EXERCISE DETAILS>
Each record is to be printed again precisely as it reads.

ENTRIES SHOWN>
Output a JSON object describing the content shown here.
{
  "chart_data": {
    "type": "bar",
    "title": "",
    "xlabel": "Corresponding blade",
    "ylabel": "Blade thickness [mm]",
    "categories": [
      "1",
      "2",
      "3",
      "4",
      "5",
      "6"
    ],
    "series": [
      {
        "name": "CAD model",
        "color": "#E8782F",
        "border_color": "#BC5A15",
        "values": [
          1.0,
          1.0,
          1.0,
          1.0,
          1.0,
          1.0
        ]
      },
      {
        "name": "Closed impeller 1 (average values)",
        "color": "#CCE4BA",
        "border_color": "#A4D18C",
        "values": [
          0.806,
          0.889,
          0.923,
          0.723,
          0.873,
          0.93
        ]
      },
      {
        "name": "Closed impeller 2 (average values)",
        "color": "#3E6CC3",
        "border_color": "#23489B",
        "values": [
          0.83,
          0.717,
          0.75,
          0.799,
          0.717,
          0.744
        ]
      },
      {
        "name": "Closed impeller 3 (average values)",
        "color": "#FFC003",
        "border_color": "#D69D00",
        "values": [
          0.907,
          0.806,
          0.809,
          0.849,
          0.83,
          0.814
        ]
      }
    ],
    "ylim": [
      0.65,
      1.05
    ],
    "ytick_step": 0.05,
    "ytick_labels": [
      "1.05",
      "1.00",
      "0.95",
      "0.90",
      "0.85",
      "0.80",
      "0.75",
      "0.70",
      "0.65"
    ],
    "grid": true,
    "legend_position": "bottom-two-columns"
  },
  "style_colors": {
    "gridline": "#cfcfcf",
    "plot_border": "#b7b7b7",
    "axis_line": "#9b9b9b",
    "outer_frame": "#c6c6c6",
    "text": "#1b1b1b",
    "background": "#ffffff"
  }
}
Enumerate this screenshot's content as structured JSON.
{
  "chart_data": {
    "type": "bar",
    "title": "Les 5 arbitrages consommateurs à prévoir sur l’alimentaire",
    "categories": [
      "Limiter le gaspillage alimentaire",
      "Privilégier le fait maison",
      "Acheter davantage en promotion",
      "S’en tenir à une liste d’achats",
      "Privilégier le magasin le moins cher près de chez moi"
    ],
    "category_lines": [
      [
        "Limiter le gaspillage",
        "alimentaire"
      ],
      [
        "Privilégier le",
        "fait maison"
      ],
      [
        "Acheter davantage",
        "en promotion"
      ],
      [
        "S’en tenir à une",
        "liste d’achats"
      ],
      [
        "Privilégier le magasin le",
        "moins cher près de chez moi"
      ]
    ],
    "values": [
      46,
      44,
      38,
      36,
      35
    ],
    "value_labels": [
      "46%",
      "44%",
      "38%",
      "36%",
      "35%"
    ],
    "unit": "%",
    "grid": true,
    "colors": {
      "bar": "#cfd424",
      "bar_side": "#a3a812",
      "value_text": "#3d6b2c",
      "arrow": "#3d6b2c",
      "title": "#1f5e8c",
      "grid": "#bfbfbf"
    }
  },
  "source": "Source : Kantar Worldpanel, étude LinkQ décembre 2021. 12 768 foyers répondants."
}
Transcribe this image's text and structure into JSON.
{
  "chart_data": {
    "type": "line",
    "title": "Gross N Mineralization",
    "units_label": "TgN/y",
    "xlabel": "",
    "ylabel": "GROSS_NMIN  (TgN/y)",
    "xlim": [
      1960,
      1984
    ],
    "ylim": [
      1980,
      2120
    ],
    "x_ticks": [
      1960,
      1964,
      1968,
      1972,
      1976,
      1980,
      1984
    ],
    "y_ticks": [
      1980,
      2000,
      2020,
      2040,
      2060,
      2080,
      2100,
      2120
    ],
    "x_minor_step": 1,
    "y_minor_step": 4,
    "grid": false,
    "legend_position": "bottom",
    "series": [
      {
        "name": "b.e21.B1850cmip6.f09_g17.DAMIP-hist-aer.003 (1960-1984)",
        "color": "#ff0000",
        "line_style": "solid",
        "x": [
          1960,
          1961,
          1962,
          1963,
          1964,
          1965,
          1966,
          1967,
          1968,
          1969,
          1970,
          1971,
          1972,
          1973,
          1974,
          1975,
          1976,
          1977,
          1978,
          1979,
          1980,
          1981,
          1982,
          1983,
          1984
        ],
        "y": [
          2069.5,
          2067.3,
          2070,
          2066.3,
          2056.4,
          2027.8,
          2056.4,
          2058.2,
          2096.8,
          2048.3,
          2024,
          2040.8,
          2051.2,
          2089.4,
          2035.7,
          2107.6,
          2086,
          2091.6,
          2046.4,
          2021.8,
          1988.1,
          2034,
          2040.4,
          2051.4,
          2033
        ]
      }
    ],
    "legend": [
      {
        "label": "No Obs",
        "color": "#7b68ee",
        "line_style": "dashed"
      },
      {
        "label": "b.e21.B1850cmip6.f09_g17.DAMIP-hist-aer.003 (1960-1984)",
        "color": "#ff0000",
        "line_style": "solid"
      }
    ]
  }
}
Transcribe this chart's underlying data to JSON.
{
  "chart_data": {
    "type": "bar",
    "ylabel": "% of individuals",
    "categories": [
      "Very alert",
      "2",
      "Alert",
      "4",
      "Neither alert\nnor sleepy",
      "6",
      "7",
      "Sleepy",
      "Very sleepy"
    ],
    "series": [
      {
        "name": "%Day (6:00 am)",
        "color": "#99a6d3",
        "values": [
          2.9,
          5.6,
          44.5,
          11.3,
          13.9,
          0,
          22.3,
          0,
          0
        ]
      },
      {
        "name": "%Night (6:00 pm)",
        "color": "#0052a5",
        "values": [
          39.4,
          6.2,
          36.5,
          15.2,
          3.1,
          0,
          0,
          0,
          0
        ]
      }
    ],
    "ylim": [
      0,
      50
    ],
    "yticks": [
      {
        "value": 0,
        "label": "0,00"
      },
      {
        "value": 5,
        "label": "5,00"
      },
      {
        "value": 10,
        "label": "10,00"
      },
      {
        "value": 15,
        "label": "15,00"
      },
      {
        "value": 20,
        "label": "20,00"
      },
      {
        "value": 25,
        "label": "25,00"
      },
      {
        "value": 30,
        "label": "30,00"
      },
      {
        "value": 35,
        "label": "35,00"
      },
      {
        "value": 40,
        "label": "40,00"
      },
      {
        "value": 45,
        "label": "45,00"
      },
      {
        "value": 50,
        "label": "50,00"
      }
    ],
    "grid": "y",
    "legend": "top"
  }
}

TASK SOLUTION>
Output a JSON object describing the content shown here.
{
  "chart_data": {
    "type": "bar",
    "title": "",
    "xlabel": "Corresponding blade",
    "ylabel": "Blade thickness [mm]",
    "categories": [
      "1",
      "2",
      "3",
      "4",
      "5",
      "6"
    ],
    "series": [
      {
        "name": "CAD model",
        "color": "#E8782F",
        "border_color": "#BC5A15",
        "values": [
          1.0,
          1.0,
          1.0,
          1.0,
          1.0,
          1.0
        ]
      },
      {
        "name": "Closed impeller 1 (average values)",
        "color": "#CCE4BA",
        "border_color": "#A4D18C",
        "values": [
          0.806,
          0.889,
          0.923,
          0.723,
          0.873,
          0.93
        ]
      },
      {
        "name": "Closed impeller 2 (average values)",
        "color": "#3E6CC3",
        "border_color": "#23489B",
        "values": [
          0.83,
          0.717,
          0.75,
          0.799,
          0.717,
          0.744
        ]
      },
      {
        "name": "Closed impeller 3 (average values)",
        "color": "#FFC003",
        "border_color": "#D69D00",
        "values": [
          0.907,
          0.806,
          0.809,
          0.849,
          0.83,
          0.814
        ]
      }
    ],
    "ylim": [
      0.65,
      1.05
    ],
    "ytick_step": 0.05,
    "ytick_labels": [
      "1.05",
      "1.00",
      "0.95",
      "0.90",
      "0.85",
      "0.80",
      "0.75",
      "0.70",
      "0.65"
    ],
    "grid": true,
    "legend_position": "bottom-two-columns"
  },
  "style_colors": {
    "gridline": "#cfcfcf",
    "plot_border": "#b7b7b7",
    "axis_line": "#9b9b9b",
    "outer_frame": "#c6c6c6",
    "text": "#1b1b1b",
    "background": "#ffffff"
  }
}
Enumerate this screenshot's content as structured JSON.
{
  "chart_data": {
    "type": "bar",
    "title": "Les 5 arbitrages consommateurs à prévoir sur l’alimentaire",
    "categories": [
      "Limiter le gaspillage alimentaire",
      "Privilégier le fait maison",
      "Acheter davantage en promotion",
      "S’en tenir à une liste d’achats",
      "Privilégier le magasin le moins cher près de chez moi"
    ],
    "category_lines": [
      [
        "Limiter le gaspillage",
        "alimentaire"
      ],
      [
        "Privilégier le",
        "fait maison"
      ],
      [
        "Acheter davantage",
        "en promotion"
      ],
      [
        "S’en tenir à une",
        "liste d’achats"
      ],
      [
        "Privilégier le magasin le",
        "moins cher près de chez moi"
      ]
    ],
    "values": [
      46,
      44,
      38,
      36,
      35
    ],
    "value_labels": [
      "46%",
      "44%",
      "38%",
      "36%",
      "35%"
    ],
    "unit": "%",
    "grid": true,
    "colors": {
      "bar": "#cfd424",
      "bar_side": "#a3a812",
      "value_text": "#3d6b2c",
      "arrow": "#3d6b2c",
      "title": "#1f5e8c",
      "grid": "#bfbfbf"
    }
  },
  "source": "Source : Kantar Worldpanel, étude LinkQ décembre 2021. 12 768 foyers répondants."
}
Transcribe this image's text and structure into JSON.
{
  "chart_data": {
    "type": "line",
    "title": "Gross N Mineralization",
    "units_label": "TgN/y",
    "xlabel": "",
    "ylabel": "GROSS_NMIN  (TgN/y)",
    "xlim": [
      1960,
      1984
    ],
    "ylim": [
      1980,
      2120
    ],
    "x_ticks": [
      1960,
      1964,
      1968,
      1972,
      1976,
      1980,
      1984
    ],
    "y_ticks": [
      1980,
      2000,
      2020,
      2040,
      2060,
      2080,
      2100,
      2120
    ],
    "x_minor_step": 1,
    "y_minor_step": 4,
    "grid": false,
    "legend_position": "bottom",
    "series": [
      {
        "name": "b.e21.B1850cmip6.f09_g17.DAMIP-hist-aer.003 (1960-1984)",
        "color": "#ff0000",
        "line_style": "solid",
        "x": [
          1960,
          1961,
          1962,
          1963,
          1964,
          1965,
          1966,
          1967,
          1968,
          1969,
          1970,
          1971,
          1972,
          1973,
          1974,
          1975,
          1976,
          1977,
          1978,
          1979,
          1980,
          1981,
          1982,
          1983,
          1984
        ],
        "y": [
          2069.5,
          2067.3,
          2070,
          2066.3,
          2056.4,
          2027.8,
          2056.4,
          2058.2,
          2096.8,
          2048.3,
          2024,
          2040.8,
          2051.2,
          2089.4,
          2035.7,
          2107.6,
          2086,
          2091.6,
          2046.4,
          2021.8,
          1988.1,
          2034,
          2040.4,
          2051.4,
          2033
        ]
      }
    ],
    "legend": [
      {
        "label": "No Obs",
        "color": "#7b68ee",
        "line_style": "dashed"
      },
      {
        "label": "b.e21.B1850cmip6.f09_g17.DAMIP-hist-aer.003 (1960-1984)",
        "color": "#ff0000",
        "line_style": "solid"
      }
    ]
  }
}
Transcribe this chart's underlying data to JSON.
{
  "chart_data": {
    "type": "bar",
    "ylabel": "% of individuals",
    "categories": [
      "Very alert",
      "2",
      "Alert",
      "4",
      "Neither alert\nnor sleepy",
      "6",
      "7",
      "Sleepy",
      "Very sleepy"
    ],
    "series": [
      {
        "name": "%Day (6:00 am)",
        "color": "#99a6d3",
        "values": [
          2.9,
          5.6,
          44.5,
          11.3,
          13.9,
          0,
          22.3,
          0,
          0
        ]
      },
      {
        "name": "%Night (6:00 pm)",
        "color": "#0052a5",
        "values": [
          39.4,
          6.2,
          36.5,
          15.2,
          3.1,
          0,
          0,
          0,
          0
        ]
      }
    ],
    "ylim": [
      0,
      50
    ],
    "yticks": [
      {
        "value": 0,
        "label": "0,00"
      },
      {
        "value": 5,
        "label": "5,00"
      },
      {
        "value": 10,
        "label": "10,00"
      },
      {
        "value": 15,
        "label": "15,00"
      },
      {
        "value": 20,
        "label": "20,00"
      },
      {
        "value": 25,
        "label": "25,00"
      },
      {
        "value": 30,
        "label": "30,00"
      },
      {
        "value": 35,
        "label": "35,00"
      },
      {
        "value": 40,
        "label": "40,00"
      },
      {
        "value": 45,
        "label": "45,00"
      },
      {
        "value": 50,
        "label": "50,00"
      }
    ],
    "grid": "y",
    "legend": "top"
  }
}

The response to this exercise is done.